■ Written instruction
Where the data below has the string "hledám", return the whole line.

>> BEGIN Record list

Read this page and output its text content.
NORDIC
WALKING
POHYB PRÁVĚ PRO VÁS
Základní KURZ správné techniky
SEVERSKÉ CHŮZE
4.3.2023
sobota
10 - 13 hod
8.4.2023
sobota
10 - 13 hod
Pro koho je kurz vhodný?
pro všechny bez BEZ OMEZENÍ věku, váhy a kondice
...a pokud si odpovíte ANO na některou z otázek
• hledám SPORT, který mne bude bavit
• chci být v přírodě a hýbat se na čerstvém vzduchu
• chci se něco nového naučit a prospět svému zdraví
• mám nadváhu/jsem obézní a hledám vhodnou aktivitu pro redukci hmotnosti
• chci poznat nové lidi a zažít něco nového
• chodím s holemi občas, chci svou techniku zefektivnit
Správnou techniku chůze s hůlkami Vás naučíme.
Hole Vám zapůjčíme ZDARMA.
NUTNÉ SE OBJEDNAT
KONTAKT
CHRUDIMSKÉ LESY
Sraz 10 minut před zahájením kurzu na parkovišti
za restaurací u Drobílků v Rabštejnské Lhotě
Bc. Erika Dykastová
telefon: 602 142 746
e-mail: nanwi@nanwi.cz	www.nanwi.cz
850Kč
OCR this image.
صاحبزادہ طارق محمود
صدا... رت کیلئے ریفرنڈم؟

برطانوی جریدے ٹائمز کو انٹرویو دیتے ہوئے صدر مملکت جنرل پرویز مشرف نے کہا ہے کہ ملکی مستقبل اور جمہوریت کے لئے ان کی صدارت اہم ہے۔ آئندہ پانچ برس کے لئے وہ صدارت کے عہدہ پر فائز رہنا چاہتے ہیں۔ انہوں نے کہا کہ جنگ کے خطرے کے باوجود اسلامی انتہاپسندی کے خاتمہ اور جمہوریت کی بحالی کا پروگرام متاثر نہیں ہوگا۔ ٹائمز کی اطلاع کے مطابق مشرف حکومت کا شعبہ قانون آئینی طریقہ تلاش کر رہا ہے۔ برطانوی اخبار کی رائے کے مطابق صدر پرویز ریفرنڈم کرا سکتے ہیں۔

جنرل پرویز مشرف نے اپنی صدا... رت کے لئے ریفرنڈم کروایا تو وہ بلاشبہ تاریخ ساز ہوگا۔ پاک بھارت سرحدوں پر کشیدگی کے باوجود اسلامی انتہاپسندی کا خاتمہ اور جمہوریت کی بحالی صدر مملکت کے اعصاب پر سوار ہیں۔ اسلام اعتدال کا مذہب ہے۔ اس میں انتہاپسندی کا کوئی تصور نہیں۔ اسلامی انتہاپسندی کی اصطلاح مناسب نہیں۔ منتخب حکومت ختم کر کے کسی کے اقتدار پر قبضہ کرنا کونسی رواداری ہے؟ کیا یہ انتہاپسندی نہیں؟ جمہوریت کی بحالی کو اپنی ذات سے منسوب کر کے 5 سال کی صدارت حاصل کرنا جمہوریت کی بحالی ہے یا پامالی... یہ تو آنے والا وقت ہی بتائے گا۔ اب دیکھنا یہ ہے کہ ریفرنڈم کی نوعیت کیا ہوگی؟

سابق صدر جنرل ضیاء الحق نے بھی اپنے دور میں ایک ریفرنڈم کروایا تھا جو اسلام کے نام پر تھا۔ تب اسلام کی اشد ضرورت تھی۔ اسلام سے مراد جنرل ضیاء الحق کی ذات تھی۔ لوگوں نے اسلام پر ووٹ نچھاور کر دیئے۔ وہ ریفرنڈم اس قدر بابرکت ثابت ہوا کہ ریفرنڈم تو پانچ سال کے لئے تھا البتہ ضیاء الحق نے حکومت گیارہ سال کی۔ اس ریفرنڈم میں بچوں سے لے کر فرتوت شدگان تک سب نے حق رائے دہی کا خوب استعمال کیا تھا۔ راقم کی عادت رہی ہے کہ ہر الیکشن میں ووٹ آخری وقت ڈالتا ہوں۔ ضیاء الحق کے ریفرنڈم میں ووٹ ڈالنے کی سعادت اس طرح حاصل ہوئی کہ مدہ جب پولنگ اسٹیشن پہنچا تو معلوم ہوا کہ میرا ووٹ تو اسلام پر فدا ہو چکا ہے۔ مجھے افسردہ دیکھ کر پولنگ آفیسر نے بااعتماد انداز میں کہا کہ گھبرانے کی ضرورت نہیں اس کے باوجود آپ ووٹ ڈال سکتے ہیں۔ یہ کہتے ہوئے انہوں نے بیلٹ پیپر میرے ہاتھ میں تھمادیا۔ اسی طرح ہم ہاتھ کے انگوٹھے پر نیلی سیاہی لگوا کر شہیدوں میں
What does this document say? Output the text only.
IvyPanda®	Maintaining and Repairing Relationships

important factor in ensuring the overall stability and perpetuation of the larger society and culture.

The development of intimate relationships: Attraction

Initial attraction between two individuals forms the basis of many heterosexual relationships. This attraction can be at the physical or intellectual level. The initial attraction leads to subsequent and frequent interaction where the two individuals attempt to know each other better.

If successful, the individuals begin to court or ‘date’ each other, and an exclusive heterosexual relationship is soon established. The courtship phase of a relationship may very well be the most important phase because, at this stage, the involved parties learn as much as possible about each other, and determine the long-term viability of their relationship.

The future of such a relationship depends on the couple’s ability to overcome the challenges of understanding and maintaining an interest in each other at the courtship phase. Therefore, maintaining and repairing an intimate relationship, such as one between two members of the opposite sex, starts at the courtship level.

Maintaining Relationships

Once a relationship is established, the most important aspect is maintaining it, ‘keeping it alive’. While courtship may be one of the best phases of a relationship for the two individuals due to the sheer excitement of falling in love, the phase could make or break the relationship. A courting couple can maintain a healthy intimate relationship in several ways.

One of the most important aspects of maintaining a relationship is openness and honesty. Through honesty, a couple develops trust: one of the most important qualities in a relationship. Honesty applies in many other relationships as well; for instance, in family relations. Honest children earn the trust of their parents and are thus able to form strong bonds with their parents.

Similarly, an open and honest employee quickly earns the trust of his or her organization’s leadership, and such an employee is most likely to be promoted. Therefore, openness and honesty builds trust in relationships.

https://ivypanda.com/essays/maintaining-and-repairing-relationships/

>> END Record list

■ Task answer
• hledám SPORT, který mne bude bavit
• mám nadváhu/jsem obézní a hledám vhodnou aktivitu pro redukci hmotnosti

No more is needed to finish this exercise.